**Given request**.
Return all of the entries exactly, with nothing added or left out.
# Dataset excerpts start
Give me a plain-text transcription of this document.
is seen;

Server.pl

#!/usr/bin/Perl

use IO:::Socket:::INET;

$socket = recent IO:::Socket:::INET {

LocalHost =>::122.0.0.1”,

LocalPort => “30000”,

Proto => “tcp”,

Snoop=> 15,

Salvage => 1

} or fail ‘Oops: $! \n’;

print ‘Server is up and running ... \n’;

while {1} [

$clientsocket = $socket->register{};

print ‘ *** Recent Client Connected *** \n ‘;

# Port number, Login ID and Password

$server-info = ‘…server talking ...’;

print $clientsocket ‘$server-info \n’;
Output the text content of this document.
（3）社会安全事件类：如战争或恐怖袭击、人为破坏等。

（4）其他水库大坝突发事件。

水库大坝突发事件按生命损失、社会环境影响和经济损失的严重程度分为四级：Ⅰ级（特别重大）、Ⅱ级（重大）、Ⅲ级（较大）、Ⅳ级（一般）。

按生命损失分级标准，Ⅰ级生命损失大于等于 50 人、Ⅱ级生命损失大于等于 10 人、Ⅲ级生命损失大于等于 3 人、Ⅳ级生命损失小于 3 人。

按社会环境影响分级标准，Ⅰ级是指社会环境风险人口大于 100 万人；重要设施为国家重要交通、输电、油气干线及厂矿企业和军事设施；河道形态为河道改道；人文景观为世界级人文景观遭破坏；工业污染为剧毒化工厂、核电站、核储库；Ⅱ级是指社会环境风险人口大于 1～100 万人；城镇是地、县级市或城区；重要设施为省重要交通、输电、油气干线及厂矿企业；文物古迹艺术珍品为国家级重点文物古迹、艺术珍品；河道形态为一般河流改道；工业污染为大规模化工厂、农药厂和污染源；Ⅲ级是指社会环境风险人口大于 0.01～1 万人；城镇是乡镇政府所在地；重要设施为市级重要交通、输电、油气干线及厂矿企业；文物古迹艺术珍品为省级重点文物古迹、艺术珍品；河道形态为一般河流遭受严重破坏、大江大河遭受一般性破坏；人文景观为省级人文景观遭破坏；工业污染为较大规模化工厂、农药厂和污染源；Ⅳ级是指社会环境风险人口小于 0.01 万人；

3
# Dataset excerpts end
**Response to the task**.
Give me a plain-text transcription of this document.
is seen;

Server.pl

#!/usr/bin/Perl

use IO:::Socket:::INET;

$socket = recent IO:::Socket:::INET {

LocalHost =>::122.0.0.1”,

LocalPort => “30000”,

Proto => “tcp”,

Snoop=> 15,

Salvage => 1

} or fail ‘Oops: $! \n’;

print ‘Server is up and running ... \n’;

while {1} [

$clientsocket = $socket->register{};

print ‘ *** Recent Client Connected *** \n ‘;

# Port number, Login ID and Password

$server-info = ‘…server talking ...’;

print $clientsocket ‘$server-info \n’;
Output the text content of this document.
（3）社会安全事件类：如战争或恐怖袭击、人为破坏等。

（4）其他水库大坝突发事件。

水库大坝突发事件按生命损失、社会环境影响和经济损失的严重程度分为四级：Ⅰ级（特别重大）、Ⅱ级（重大）、Ⅲ级（较大）、Ⅳ级（一般）。

按生命损失分级标准，Ⅰ级生命损失大于等于 50 人、Ⅱ级生命损失大于等于 10 人、Ⅲ级生命损失大于等于 3 人、Ⅳ级生命损失小于 3 人。

按社会环境影响分级标准，Ⅰ级是指社会环境风险人口大于 100 万人；重要设施为国家重要交通、输电、油气干线及厂矿企业和军事设施；河道形态为河道改道；人文景观为世界级人文景观遭破坏；工业污染为剧毒化工厂、核电站、核储库；Ⅱ级是指社会环境风险人口大于 1～100 万人；城镇是地、县级市或城区；重要设施为省重要交通、输电、油气干线及厂矿企业；文物古迹艺术珍品为国家级重点文物古迹、艺术珍品；河道形态为一般河流改道；工业污染为大规模化工厂、农药厂和污染源；Ⅲ级是指社会环境风险人口大于 0.01～1 万人；城镇是乡镇政府所在地；重要设施为市级重要交通、输电、油气干线及厂矿企业；文物古迹艺术珍品为省级重点文物古迹、艺术珍品；河道形态为一般河流遭受严重破坏、大江大河遭受一般性破坏；人文景观为省级人文景观遭破坏；工业污染为较大规模化工厂、农药厂和污染源；Ⅳ级是指社会环境风险人口小于 0.01 万人；

3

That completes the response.